### The task
Transcribe all the records with complete accuracy.
-- begin Input for this task --
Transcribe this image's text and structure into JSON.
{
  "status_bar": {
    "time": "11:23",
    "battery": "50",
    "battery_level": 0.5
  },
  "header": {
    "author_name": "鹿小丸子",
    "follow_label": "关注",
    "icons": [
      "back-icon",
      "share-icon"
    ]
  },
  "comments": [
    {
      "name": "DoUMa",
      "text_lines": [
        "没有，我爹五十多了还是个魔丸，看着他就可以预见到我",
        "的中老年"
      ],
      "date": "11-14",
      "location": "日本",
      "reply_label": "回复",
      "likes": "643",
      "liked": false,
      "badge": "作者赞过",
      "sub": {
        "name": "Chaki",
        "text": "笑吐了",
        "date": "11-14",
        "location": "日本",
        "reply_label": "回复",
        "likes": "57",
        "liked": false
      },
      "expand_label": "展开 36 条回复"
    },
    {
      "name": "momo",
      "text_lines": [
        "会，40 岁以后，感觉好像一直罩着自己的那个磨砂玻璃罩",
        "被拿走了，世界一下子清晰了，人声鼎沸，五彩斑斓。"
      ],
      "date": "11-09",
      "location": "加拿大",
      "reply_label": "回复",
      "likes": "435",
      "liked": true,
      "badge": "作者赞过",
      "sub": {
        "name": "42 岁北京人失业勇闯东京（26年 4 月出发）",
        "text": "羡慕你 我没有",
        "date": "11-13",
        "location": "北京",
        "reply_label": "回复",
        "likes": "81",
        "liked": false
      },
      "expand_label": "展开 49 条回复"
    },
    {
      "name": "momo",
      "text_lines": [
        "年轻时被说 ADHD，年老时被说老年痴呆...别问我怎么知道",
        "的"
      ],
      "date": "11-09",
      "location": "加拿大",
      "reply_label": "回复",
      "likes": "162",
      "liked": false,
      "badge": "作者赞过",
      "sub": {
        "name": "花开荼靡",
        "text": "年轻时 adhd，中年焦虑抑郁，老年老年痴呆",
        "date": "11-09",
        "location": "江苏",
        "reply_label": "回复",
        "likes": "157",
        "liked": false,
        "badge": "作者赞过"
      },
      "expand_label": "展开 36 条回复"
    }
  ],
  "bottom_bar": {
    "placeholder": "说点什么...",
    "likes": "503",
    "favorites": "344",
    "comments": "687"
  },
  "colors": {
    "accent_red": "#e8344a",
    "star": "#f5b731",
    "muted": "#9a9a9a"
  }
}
-- end Input for this task --
### Answer to the exercise
Transcribe this image's text and structure into JSON.
{
  "status_bar": {
    "time": "11:23",
    "battery": "50",
    "battery_level": 0.5
  },
  "header": {
    "author_name": "鹿小丸子",
    "follow_label": "关注",
    "icons": [
      "back-icon",
      "share-icon"
    ]
  },
  "comments": [
    {
      "name": "DoUMa",
      "text_lines": [
        "没有，我爹五十多了还是个魔丸，看着他就可以预见到我",
        "的中老年"
      ],
      "date": "11-14",
      "location": "日本",
      "reply_label": "回复",
      "likes": "643",
      "liked": false,
      "badge": "作者赞过",
      "sub": {
        "name": "Chaki",
        "text": "笑吐了",
        "date": "11-14",
        "location": "日本",
        "reply_label": "回复",
        "likes": "57",
        "liked": false
      },
      "expand_label": "展开 36 条回复"
    },
    {
      "name": "momo",
      "text_lines": [
        "会，40 岁以后，感觉好像一直罩着自己的那个磨砂玻璃罩",
        "被拿走了，世界一下子清晰了，人声鼎沸，五彩斑斓。"
      ],
      "date": "11-09",
      "location": "加拿大",
      "reply_label": "回复",
      "likes": "435",
      "liked": true,
      "badge": "作者赞过",
      "sub": {
        "name": "42 岁北京人失业勇闯东京（26年 4 月出发）",
        "text": "羡慕你 我没有",
        "date": "11-13",
        "location": "北京",
        "reply_label": "回复",
        "likes": "81",
        "liked": false
      },
      "expand_label": "展开 49 条回复"
    },
    {
      "name": "momo",
      "text_lines": [
        "年轻时被说 ADHD，年老时被说老年痴呆...别问我怎么知道",
        "的"
      ],
      "date": "11-09",
      "location": "加拿大",
      "reply_label": "回复",
      "likes": "162",
      "liked": false,
      "badge": "作者赞过",
      "sub": {
        "name": "花开荼靡",
        "text": "年轻时 adhd，中年焦虑抑郁，老年老年痴呆",
        "date": "11-09",
        "location": "江苏",
        "reply_label": "回复",
        "likes": "157",
        "liked": false,
        "badge": "作者赞过"
      },
      "expand_label": "展开 36 条回复"
    }
  ],
  "bottom_bar": {
    "placeholder": "说点什么...",
    "likes": "503",
    "favorites": "344",
    "comments": "687"
  },
  "colors": {
    "accent_red": "#e8344a",
    "star": "#f5b731",
    "muted": "#9a9a9a"
  }
}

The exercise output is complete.